EXERCISE PROMPT: Tally the lines in the records below that contain the word "blood", and report only that number.

DATA FOR PROCESSING:
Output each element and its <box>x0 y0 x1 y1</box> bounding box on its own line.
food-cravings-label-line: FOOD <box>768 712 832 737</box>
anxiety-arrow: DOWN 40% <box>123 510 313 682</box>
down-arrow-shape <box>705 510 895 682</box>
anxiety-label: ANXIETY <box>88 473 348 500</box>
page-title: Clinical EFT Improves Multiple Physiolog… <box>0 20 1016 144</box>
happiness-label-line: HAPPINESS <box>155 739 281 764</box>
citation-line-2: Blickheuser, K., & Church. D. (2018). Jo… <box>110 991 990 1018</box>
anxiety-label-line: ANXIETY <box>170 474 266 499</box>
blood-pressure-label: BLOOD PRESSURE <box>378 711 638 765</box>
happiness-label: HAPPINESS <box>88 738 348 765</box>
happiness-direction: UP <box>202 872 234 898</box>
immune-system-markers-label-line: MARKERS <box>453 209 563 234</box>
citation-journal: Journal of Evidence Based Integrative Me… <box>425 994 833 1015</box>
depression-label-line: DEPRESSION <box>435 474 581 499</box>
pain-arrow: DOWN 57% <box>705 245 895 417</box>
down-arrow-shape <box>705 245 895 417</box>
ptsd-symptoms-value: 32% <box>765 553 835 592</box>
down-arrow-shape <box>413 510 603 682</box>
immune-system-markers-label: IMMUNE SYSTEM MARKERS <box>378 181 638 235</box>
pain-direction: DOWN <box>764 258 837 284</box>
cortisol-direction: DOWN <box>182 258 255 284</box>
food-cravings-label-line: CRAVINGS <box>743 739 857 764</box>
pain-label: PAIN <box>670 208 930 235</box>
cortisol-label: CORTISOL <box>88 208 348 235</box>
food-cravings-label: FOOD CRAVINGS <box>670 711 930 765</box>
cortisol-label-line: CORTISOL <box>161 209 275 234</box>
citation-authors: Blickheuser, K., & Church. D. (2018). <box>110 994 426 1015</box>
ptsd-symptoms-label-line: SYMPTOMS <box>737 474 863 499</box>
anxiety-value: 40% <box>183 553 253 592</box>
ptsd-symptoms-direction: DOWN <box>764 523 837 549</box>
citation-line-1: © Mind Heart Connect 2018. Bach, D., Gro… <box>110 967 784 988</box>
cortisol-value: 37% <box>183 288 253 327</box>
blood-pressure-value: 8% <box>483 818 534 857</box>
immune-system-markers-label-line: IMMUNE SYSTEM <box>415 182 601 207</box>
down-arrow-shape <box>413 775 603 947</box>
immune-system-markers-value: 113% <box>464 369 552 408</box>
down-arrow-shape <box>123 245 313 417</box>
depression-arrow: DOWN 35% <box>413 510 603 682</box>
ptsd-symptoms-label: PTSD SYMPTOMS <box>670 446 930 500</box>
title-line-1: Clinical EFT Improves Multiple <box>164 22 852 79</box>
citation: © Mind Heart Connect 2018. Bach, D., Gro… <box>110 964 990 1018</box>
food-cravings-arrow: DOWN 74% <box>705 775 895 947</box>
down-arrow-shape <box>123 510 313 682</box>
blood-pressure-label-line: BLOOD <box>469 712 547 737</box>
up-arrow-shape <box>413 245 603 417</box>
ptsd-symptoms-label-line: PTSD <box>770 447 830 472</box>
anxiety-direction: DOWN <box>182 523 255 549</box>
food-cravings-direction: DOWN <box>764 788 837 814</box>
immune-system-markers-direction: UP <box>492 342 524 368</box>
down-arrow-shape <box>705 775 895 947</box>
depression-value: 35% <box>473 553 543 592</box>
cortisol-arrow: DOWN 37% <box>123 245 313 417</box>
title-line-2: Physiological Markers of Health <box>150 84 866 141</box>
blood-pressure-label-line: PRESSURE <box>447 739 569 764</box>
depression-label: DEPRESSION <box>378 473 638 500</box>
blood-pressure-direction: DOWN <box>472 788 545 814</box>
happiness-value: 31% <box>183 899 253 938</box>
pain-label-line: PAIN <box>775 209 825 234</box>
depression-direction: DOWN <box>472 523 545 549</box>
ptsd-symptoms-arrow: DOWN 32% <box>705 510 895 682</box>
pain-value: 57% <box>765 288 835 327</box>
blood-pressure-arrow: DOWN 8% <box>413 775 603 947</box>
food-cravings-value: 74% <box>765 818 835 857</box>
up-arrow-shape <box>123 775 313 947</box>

OUTPUT OF THE TASK: 6